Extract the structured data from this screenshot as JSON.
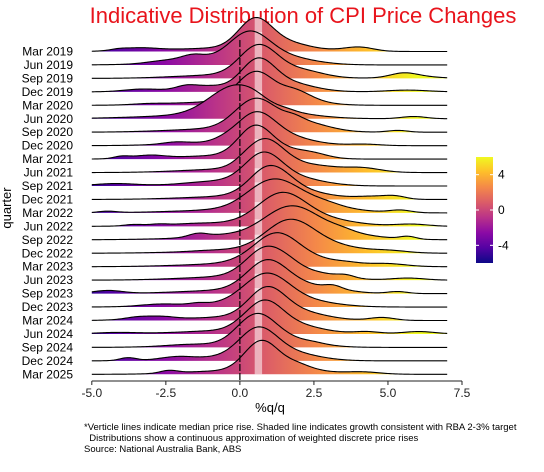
{
  "chart_data": {
    "type": "ridgeline",
    "title": "Indicative Distribution of CPI Price Changes",
    "xlabel": "%q/q",
    "ylabel": "quarter",
    "xlim": [
      -5.5,
      7.5
    ],
    "x_ticks": [
      -5.0,
      -2.5,
      0.0,
      2.5,
      5.0,
      7.5
    ],
    "x_tick_labels": [
      "-5.0",
      "-2.5",
      "0.0",
      "2.5",
      "5.0",
      "7.5"
    ],
    "reference_line_x": 0,
    "target_band": [
      0.5,
      0.75
    ],
    "quarters": [
      "Mar 2019",
      "Jun 2019",
      "Sep 2019",
      "Dec 2019",
      "Mar 2020",
      "Jun 2020",
      "Sep 2020",
      "Dec 2020",
      "Mar 2021",
      "Jun 2021",
      "Sep 2021",
      "Dec 2021",
      "Mar 2022",
      "Jun 2022",
      "Sep 2022",
      "Dec 2022",
      "Mar 2023",
      "Jun 2023",
      "Sep 2023",
      "Dec 2023",
      "Mar 2024",
      "Jun 2024",
      "Sep 2024",
      "Dec 2024",
      "Mar 2025"
    ],
    "median": [
      0.5,
      0.3,
      0.6,
      0.6,
      0.5,
      -0.2,
      0.5,
      0.5,
      0.5,
      0.8,
      0.8,
      1.0,
      1.2,
      1.4,
      1.7,
      1.7,
      1.2,
      0.9,
      0.9,
      0.8,
      0.9,
      0.8,
      0.6,
      0.6,
      0.7
    ],
    "spread": [
      1.0,
      1.2,
      1.1,
      1.0,
      1.1,
      1.5,
      1.2,
      1.1,
      1.0,
      1.1,
      1.1,
      1.2,
      1.5,
      1.4,
      1.6,
      1.5,
      1.3,
      1.2,
      1.2,
      1.3,
      1.1,
      1.1,
      1.1,
      1.1,
      1.0
    ],
    "color_scale": {
      "palette": "plasma",
      "range": [
        -6,
        6
      ],
      "ticks": [
        4,
        0,
        -4
      ],
      "tick_labels": [
        "4",
        "0",
        "-4"
      ],
      "stops": [
        "#0d0887",
        "#5402a3",
        "#8b0aa5",
        "#b93289",
        "#db5c68",
        "#f48849",
        "#febd2a",
        "#f0f921"
      ]
    },
    "legend_position": "right",
    "grid": false
  },
  "notes": {
    "line1": "*Verticle lines indicate median price rise. Shaded line indicates growth consistent with RBA 2-3% target",
    "line2": "  Distributions show a continuous approximation of weighted discrete price rises",
    "line3": "Source: National Australia Bank, ABS"
  }
}
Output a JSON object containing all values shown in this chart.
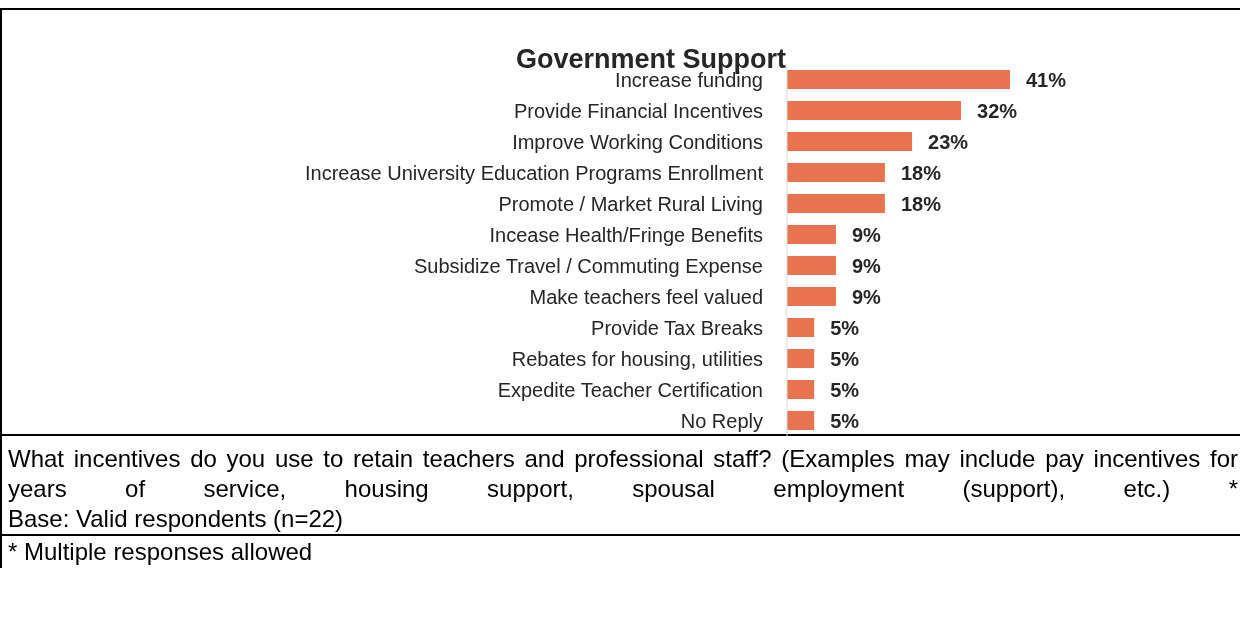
{
  "chart_data": {
    "type": "bar",
    "orientation": "horizontal",
    "title": "Government Support",
    "categories": [
      "Increase funding",
      "Provide Financial Incentives",
      "Improve Working Conditions",
      "Increase University Education Programs Enrollment",
      "Promote / Market Rural Living",
      "Incease Health/Fringe Benefits",
      "Subsidize Travel / Commuting Expense",
      "Make teachers feel valued",
      "Provide Tax Breaks",
      "Rebates for housing, utilities",
      "Expedite Teacher Certification",
      "No Reply"
    ],
    "values": [
      41,
      32,
      23,
      18,
      18,
      9,
      9,
      9,
      5,
      5,
      5,
      5
    ],
    "value_labels": [
      "41%",
      "32%",
      "23%",
      "18%",
      "18%",
      "9%",
      "9%",
      "9%",
      "5%",
      "5%",
      "5%",
      "5%"
    ],
    "color": "#e8734f",
    "annotations": [
      "What incentives do you use to retain teachers and professional staff? (Examples may include pay incentives for years of service, housing support, spousal employment (support), etc.) *",
      "Base: Valid respondents (n=22)",
      "* Multiple responses allowed"
    ]
  }
}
------------------------------------------------------------------------
Drop the images and repeat the data exactly.

→ **Correct output**:
Extract the structured data from this screenshot as JSON.
{
  "chart_data": {
    "type": "ridgeline",
    "title": "Indicative Distribution of CPI Price Changes",
    "xlabel": "%q/q",
    "ylabel": "quarter",
    "xlim": [
      -5.5,
      7.5
    ],
    "x_ticks": [
      -5.0,
      -2.5,
      0.0,
      2.5,
      5.0,
      7.5
    ],
    "x_tick_labels": [
      "-5.0",
      "-2.5",
      "0.0",
      "2.5",
      "5.0",
      "7.5"
    ],
    "reference_line_x": 0,
    "target_band": [
      0.5,
      0.75
    ],
    "quarters": [
      "Mar 2019",
      "Jun 2019",
      "Sep 2019",
      "Dec 2019",
      "Mar 2020",
      "Jun 2020",
      "Sep 2020",
      "Dec 2020",
      "Mar 2021",
      "Jun 2021",
      "Sep 2021",
      "Dec 2021",
      "Mar 2022",
      "Jun 2022",
      "Sep 2022",
      "Dec 2022",
      "Mar 2023",
      "Jun 2023",
      "Sep 2023",
      "Dec 2023",
      "Mar 2024",
      "Jun 2024",
      "Sep 2024",
      "Dec 2024",
      "Mar 2025"
    ],
    "median": [
      0.5,
      0.3,
      0.6,
      0.6,
      0.5,
      -0.2,
      0.5,
      0.5,
      0.5,
      0.8,
      0.8,
      1.0,
      1.2,
      1.4,
      1.7,
      1.7,
      1.2,
      0.9,
      0.9,
      0.8,
      0.9,
      0.8,
      0.6,
      0.6,
      0.7
    ],
    "spread": [
      1.0,
      1.2,
      1.1,
      1.0,
      1.1,
      1.5,
      1.2,
      1.1,
      1.0,
      1.1,
      1.1,
      1.2,
      1.5,
      1.4,
      1.6,
      1.5,
      1.3,
      1.2,
      1.2,
      1.3,
      1.1,
      1.1,
      1.1,
      1.1,
      1.0
    ],
    "color_scale": {
      "palette": "plasma",
      "range": [
        -6,
        6
      ],
      "ticks": [
        4,
        0,
        -4
      ],
      "tick_labels": [
        "4",
        "0",
        "-4"
      ],
      "stops": [
        "#0d0887",
        "#5402a3",
        "#8b0aa5",
        "#b93289",
        "#db5c68",
        "#f48849",
        "#febd2a",
        "#f0f921"
      ]
    },
    "legend_position": "right",
    "grid": false
  },
  "notes": {
    "line1": "*Verticle lines indicate median price rise. Shaded line indicates growth consistent with RBA 2-3% target",
    "line2": "  Distributions show a continuous approximation of weighted discrete price rises",
    "line3": "Source: National Australia Bank, ABS"
  }
}
Output a JSON object containing all values shown in this chart.
{
  "chart_data": {
    "type": "bar",
    "orientation": "horizontal",
    "title": "Government Support",
    "categories": [
      "Increase funding",
      "Provide Financial Incentives",
      "Improve Working Conditions",
      "Increase University Education Programs Enrollment",
      "Promote / Market Rural Living",
      "Incease Health/Fringe Benefits",
      "Subsidize Travel / Commuting Expense",
      "Make teachers feel valued",
      "Provide Tax Breaks",
      "Rebates for housing, utilities",
      "Expedite Teacher Certification",
      "No Reply"
    ],
    "values": [
      41,
      32,
      23,
      18,
      18,
      9,
      9,
      9,
      5,
      5,
      5,
      5
    ],
    "value_labels": [
      "41%",
      "32%",
      "23%",
      "18%",
      "18%",
      "9%",
      "9%",
      "9%",
      "5%",
      "5%",
      "5%",
      "5%"
    ],
    "color": "#e8734f",
    "annotations": [
      "What incentives do you use to retain teachers and professional staff? (Examples may include pay incentives for years of service, housing support, spousal employment (support), etc.) *",
      "Base: Valid respondents (n=22)",
      "* Multiple responses allowed"
    ]
  }
}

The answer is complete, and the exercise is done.